**GOAL**
Your answer should be a single number: the count of lines that hold the word "العلمي".

─── INPUT MATERIAL

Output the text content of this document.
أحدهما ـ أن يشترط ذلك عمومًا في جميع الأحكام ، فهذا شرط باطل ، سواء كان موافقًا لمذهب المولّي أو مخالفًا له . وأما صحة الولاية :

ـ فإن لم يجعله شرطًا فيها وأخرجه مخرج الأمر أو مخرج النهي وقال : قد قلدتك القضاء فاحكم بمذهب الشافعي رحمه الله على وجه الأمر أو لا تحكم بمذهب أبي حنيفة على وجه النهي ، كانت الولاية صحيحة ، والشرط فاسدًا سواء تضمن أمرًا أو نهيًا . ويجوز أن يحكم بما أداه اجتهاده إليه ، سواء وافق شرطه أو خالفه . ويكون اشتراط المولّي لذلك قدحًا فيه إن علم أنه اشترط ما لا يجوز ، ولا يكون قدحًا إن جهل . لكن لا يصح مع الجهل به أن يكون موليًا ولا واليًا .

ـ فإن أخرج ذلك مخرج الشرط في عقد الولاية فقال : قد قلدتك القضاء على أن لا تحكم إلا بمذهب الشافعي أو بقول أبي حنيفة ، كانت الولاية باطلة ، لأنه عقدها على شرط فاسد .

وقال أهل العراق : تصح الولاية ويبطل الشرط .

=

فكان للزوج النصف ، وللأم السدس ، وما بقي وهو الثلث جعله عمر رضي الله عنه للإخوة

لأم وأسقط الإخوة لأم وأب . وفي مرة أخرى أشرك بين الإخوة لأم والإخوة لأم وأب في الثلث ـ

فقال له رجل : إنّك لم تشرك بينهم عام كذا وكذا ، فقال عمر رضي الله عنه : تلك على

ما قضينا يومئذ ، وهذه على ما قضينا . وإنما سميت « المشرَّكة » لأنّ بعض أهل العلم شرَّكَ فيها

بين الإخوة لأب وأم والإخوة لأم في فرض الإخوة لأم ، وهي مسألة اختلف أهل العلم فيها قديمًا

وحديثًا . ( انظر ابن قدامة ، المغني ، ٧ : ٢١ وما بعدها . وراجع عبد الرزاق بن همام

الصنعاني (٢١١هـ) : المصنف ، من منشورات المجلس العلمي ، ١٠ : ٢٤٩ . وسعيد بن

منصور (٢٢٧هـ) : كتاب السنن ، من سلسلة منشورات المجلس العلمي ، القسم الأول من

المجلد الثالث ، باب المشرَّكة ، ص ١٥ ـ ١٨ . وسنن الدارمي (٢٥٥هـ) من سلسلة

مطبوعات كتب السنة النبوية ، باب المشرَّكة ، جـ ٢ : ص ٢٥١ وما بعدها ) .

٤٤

──────
─── INPUT MATERIAL

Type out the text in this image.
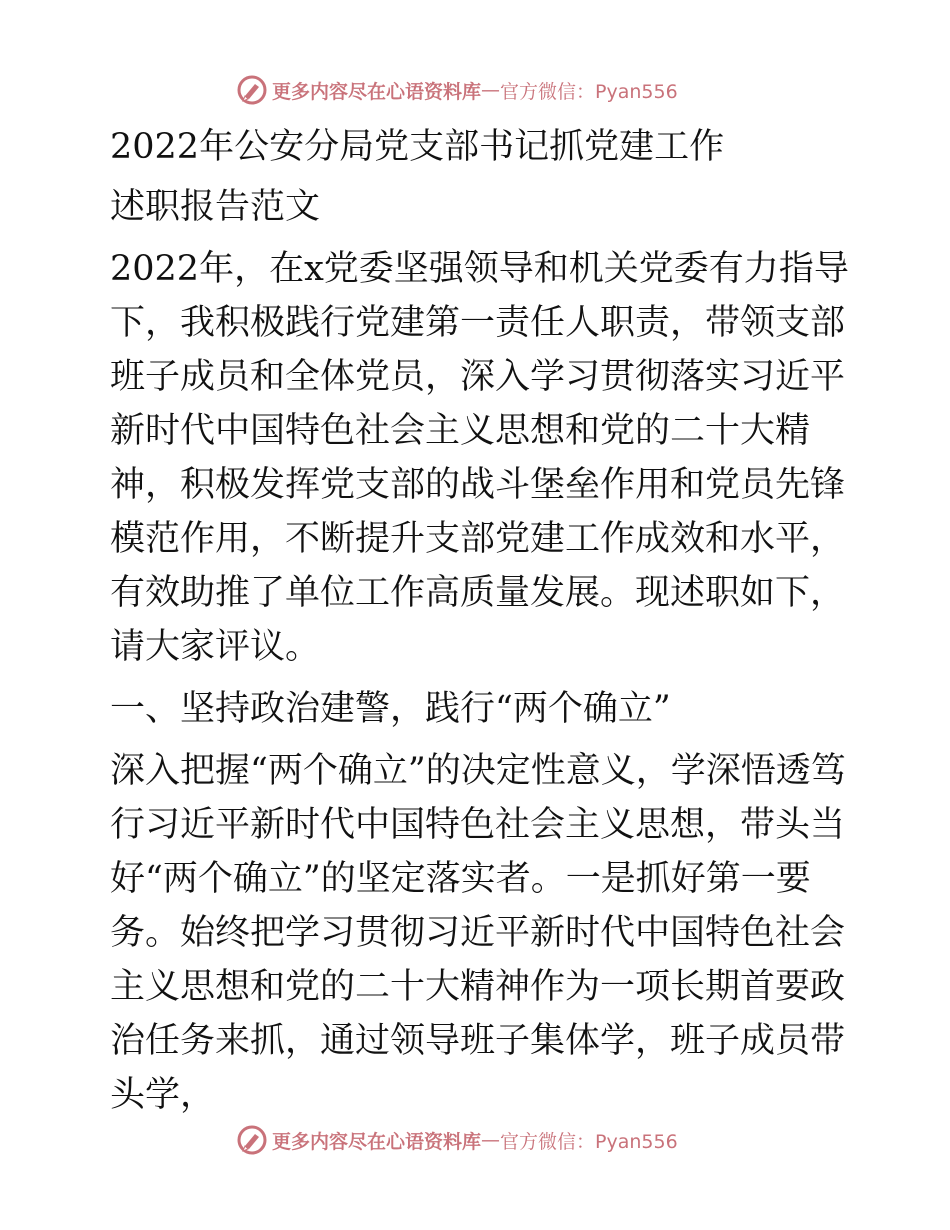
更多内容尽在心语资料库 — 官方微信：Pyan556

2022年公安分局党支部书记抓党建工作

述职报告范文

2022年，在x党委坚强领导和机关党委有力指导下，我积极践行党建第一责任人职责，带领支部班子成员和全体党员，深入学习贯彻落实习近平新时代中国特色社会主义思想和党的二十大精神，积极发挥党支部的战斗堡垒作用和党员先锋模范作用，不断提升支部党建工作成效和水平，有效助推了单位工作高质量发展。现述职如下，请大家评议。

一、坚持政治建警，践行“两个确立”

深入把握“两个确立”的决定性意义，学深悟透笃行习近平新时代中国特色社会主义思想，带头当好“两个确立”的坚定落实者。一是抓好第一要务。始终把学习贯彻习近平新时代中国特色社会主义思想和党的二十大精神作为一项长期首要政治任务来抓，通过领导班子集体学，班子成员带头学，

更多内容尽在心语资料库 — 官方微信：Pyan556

──────

**WRITTEN ANSWER**
2